Exercise requirements:
Go through the data below and copy it exactly, skipping every picture.

Extracted data Start Marker

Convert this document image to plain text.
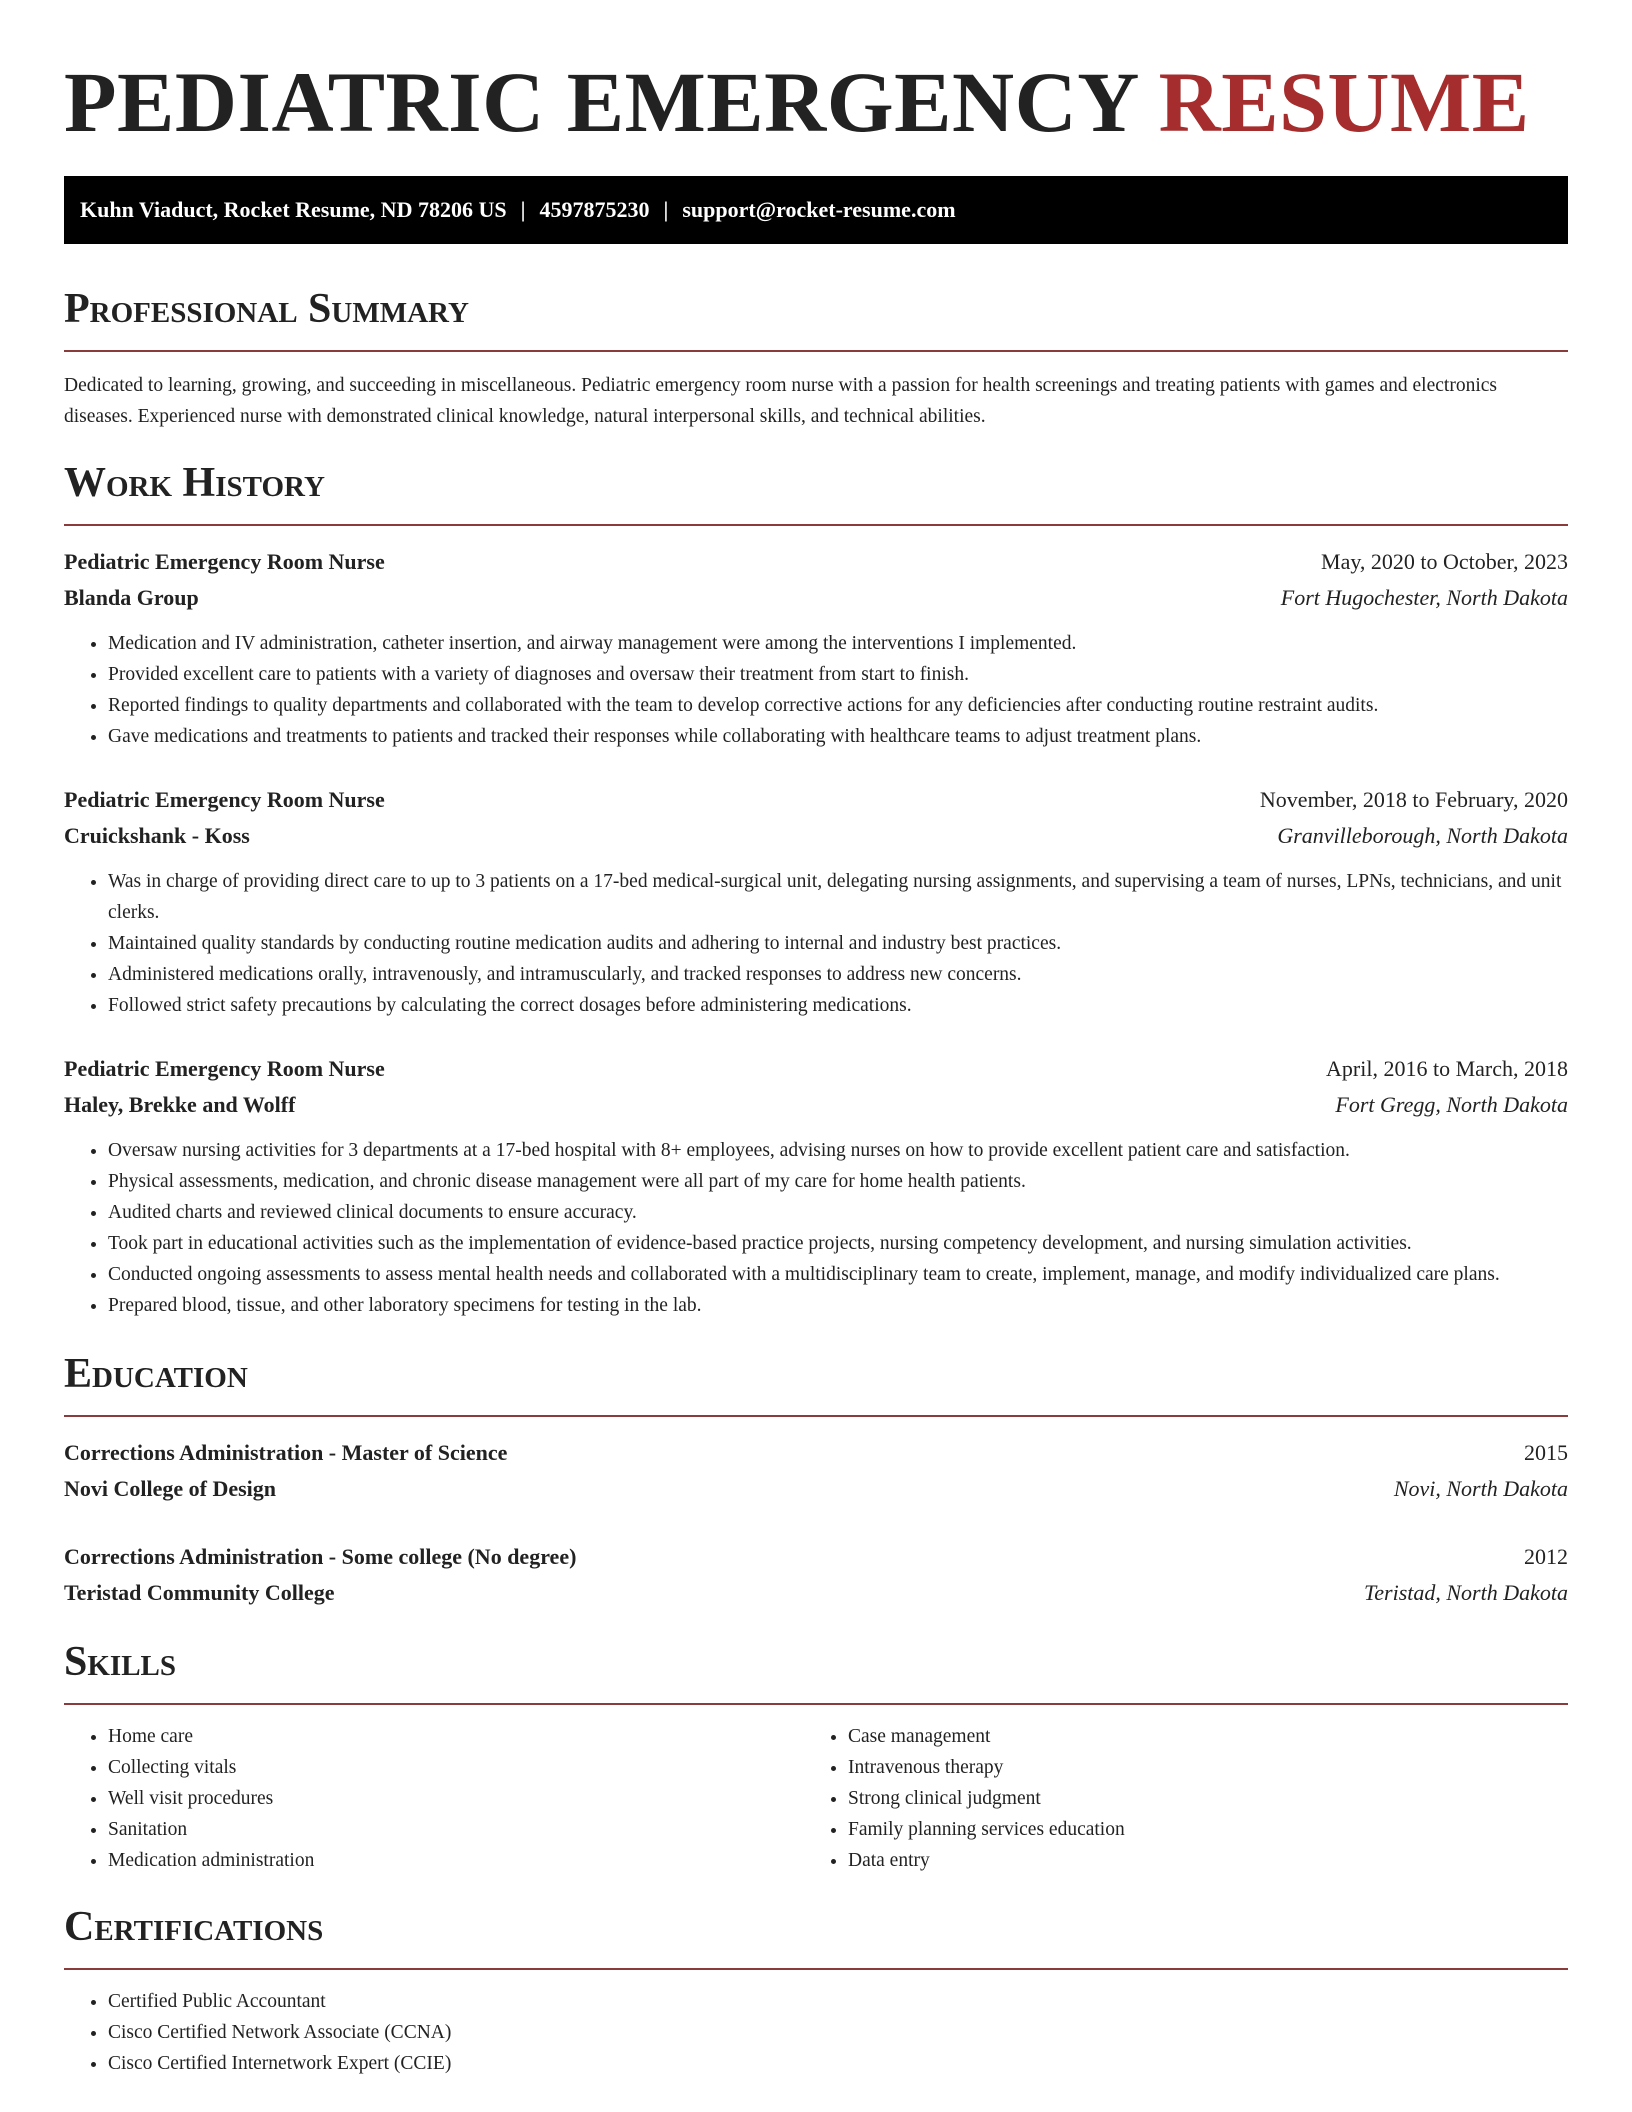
PEDIATRIC EMERGENCY RESUME
Kuhn Viaduct, Rocket Resume, ND 78206 US | 4597875230 | support@rocket-resume.com
Professional Summary

Dedicated to learning, growing, and succeeding in miscellaneous. Pediatric emergency room nurse with a passion for health screenings and treating patients with games and electronics diseases. Experienced nurse with demonstrated clinical knowledge, natural interpersonal skills, and technical abilities.

Work History
Pediatric Emergency Room Nurse	May, 2020 to October, 2023
Blanda Group	Fort Hugochester, North Dakota
• Medication and IV administration, catheter insertion, and airway management were among the interventions I implemented.
• Provided excellent care to patients with a variety of diagnoses and oversaw their treatment from start to finish.
• Reported findings to quality departments and collaborated with the team to develop corrective actions for any deficiencies after conducting routine restraint audits.
• Gave medications and treatments to patients and tracked their responses while collaborating with healthcare teams to adjust treatment plans.
Pediatric Emergency Room Nurse	November, 2018 to February, 2020
Cruickshank - Koss	Granvilleborough, North Dakota
• Was in charge of providing direct care to up to 3 patients on a 17-bed medical-surgical unit, delegating nursing assignments, and supervising a team of nurses, LPNs, technicians, and unit clerks.
• Maintained quality standards by conducting routine medication audits and adhering to internal and industry best practices.
• Administered medications orally, intravenously, and intramuscularly, and tracked responses to address new concerns.
• Followed strict safety precautions by calculating the correct dosages before administering medications.
Pediatric Emergency Room Nurse	April, 2016 to March, 2018
Haley, Brekke and Wolff	Fort Gregg, North Dakota
• Oversaw nursing activities for 3 departments at a 17-bed hospital with 8+ employees, advising nurses on how to provide excellent patient care and satisfaction.
• Physical assessments, medication, and chronic disease management were all part of my care for home health patients.
• Audited charts and reviewed clinical documents to ensure accuracy.
• Took part in educational activities such as the implementation of evidence-based practice projects, nursing competency development, and nursing simulation activities.
• Conducted ongoing assessments to assess mental health needs and collaborated with a multidisciplinary team to create, implement, manage, and modify individualized care plans.
• Prepared blood, tissue, and other laboratory specimens for testing in the lab.
Education
Corrections Administration - Master of Science	2015
Novi College of Design	Novi, North Dakota
Corrections Administration - Some college (No degree)	2012
Teristad Community College	Teristad, North Dakota
Skills
• Home care
• Collecting vitals
• Well visit procedures
• Sanitation
• Medication administration
• Case management
• Intravenous therapy
• Strong clinical judgment
• Family planning services education
• Data entry
Certifications
• Certified Public Accountant
• Cisco Certified Network Associate (CCNA)
• Cisco Certified Internetwork Expert (CCIE)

Extracted data End Marker

Your response:
Convert this document image to plain text.
PEDIATRIC EMERGENCY RESUME
Kuhn Viaduct, Rocket Resume, ND 78206 US | 4597875230 | support@rocket-resume.com
Professional Summary

Dedicated to learning, growing, and succeeding in miscellaneous. Pediatric emergency room nurse with a passion for health screenings and treating patients with games and electronics diseases. Experienced nurse with demonstrated clinical knowledge, natural interpersonal skills, and technical abilities.

Work History
Pediatric Emergency Room Nurse	May, 2020 to October, 2023
Blanda Group	Fort Hugochester, North Dakota
• Medication and IV administration, catheter insertion, and airway management were among the interventions I implemented.
• Provided excellent care to patients with a variety of diagnoses and oversaw their treatment from start to finish.
• Reported findings to quality departments and collaborated with the team to develop corrective actions for any deficiencies after conducting routine restraint audits.
• Gave medications and treatments to patients and tracked their responses while collaborating with healthcare teams to adjust treatment plans.
Pediatric Emergency Room Nurse	November, 2018 to February, 2020
Cruickshank - Koss	Granvilleborough, North Dakota
• Was in charge of providing direct care to up to 3 patients on a 17-bed medical-surgical unit, delegating nursing assignments, and supervising a team of nurses, LPNs, technicians, and unit clerks.
• Maintained quality standards by conducting routine medication audits and adhering to internal and industry best practices.
• Administered medications orally, intravenously, and intramuscularly, and tracked responses to address new concerns.
• Followed strict safety precautions by calculating the correct dosages before administering medications.
Pediatric Emergency Room Nurse	April, 2016 to March, 2018
Haley, Brekke and Wolff	Fort Gregg, North Dakota
• Oversaw nursing activities for 3 departments at a 17-bed hospital with 8+ employees, advising nurses on how to provide excellent patient care and satisfaction.
• Physical assessments, medication, and chronic disease management were all part of my care for home health patients.
• Audited charts and reviewed clinical documents to ensure accuracy.
• Took part in educational activities such as the implementation of evidence-based practice projects, nursing competency development, and nursing simulation activities.
• Conducted ongoing assessments to assess mental health needs and collaborated with a multidisciplinary team to create, implement, manage, and modify individualized care plans.
• Prepared blood, tissue, and other laboratory specimens for testing in the lab.
Education
Corrections Administration - Master of Science	2015
Novi College of Design	Novi, North Dakota
Corrections Administration - Some college (No degree)	2012
Teristad Community College	Teristad, North Dakota
Skills
• Home care
• Collecting vitals
• Well visit procedures
• Sanitation
• Medication administration
• Case management
• Intravenous therapy
• Strong clinical judgment
• Family planning services education
• Data entry
Certifications
• Certified Public Accountant
• Cisco Certified Network Associate (CCNA)
• Cisco Certified Internetwork Expert (CCIE)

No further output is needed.